-- begin --

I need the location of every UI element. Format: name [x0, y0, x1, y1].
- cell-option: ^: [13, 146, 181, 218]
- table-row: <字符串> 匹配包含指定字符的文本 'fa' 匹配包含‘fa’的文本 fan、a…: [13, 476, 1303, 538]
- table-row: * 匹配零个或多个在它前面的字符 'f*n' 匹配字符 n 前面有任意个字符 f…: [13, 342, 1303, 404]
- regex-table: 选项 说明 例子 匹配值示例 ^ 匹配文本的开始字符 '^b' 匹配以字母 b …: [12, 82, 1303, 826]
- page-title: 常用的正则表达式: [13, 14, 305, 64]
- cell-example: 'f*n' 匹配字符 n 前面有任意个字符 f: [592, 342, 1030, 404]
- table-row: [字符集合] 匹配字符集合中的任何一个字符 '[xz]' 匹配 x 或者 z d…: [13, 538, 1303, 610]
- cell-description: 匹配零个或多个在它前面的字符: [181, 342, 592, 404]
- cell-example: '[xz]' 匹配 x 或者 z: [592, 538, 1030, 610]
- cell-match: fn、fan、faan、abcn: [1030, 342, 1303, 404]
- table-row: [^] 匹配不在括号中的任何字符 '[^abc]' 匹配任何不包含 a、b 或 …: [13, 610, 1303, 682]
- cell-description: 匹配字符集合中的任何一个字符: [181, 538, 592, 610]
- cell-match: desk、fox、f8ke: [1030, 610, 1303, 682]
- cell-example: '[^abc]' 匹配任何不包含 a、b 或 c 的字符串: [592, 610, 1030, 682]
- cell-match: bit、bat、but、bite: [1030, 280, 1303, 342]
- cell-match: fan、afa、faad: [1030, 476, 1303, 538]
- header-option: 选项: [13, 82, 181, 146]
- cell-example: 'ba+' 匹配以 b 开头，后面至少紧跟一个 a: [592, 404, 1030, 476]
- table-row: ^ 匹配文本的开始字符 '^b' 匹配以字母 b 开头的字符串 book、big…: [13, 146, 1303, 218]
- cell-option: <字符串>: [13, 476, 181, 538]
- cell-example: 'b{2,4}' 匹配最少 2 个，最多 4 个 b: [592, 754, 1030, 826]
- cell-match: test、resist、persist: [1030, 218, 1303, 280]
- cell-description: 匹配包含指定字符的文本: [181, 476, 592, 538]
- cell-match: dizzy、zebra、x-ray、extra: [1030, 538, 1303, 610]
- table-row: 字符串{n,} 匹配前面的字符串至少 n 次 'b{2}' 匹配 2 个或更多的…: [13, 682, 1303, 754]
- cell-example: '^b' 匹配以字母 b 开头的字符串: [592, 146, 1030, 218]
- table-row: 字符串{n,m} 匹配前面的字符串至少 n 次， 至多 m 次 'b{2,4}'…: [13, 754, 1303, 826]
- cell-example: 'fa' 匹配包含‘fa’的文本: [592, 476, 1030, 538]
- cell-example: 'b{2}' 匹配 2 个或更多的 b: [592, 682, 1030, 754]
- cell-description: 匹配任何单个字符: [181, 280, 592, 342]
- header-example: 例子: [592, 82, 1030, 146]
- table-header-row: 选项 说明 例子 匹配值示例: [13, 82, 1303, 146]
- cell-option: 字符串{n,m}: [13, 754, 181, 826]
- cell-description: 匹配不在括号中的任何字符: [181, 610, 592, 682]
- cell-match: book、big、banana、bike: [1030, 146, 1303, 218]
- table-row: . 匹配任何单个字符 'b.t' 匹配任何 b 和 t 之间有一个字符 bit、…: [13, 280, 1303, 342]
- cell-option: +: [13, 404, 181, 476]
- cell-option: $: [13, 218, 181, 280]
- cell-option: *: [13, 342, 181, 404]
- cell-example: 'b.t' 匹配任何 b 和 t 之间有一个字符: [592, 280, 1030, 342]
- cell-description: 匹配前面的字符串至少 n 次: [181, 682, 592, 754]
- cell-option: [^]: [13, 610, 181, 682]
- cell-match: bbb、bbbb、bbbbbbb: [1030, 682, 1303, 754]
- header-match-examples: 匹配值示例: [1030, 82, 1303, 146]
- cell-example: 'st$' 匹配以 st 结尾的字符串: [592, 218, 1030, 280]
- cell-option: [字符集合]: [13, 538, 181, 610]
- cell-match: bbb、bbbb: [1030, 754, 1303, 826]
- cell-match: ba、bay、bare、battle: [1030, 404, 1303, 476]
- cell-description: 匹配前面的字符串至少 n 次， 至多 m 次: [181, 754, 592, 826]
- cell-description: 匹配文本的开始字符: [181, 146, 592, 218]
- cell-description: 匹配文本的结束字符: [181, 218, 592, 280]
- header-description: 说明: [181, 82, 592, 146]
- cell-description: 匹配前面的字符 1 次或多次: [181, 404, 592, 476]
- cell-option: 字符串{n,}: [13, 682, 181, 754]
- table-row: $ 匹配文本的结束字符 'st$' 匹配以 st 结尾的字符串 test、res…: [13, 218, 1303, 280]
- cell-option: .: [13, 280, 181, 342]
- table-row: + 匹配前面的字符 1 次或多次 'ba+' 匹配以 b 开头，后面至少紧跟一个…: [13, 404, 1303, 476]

-- end --

The request: Reproduce verbatim the rows above, from the start through the line containing "- cell-example: 'f*n'".

Complete answer:
I need the location of every UI element. Format: name [x0, y0, x1, y1].
- cell-option: ^: [13, 146, 181, 218]
- table-row: <字符串> 匹配包含指定字符的文本 'fa' 匹配包含‘fa’的文本 fan、a…: [13, 476, 1303, 538]
- table-row: * 匹配零个或多个在它前面的字符 'f*n' 匹配字符 n 前面有任意个字符 f…: [13, 342, 1303, 404]
- regex-table: 选项 说明 例子 匹配值示例 ^ 匹配文本的开始字符 '^b' 匹配以字母 b …: [12, 82, 1303, 826]
- page-title: 常用的正则表达式: [13, 14, 305, 64]
- cell-example: 'f*n' 匹配字符 n 前面有任意个字符 f: [592, 342, 1030, 404]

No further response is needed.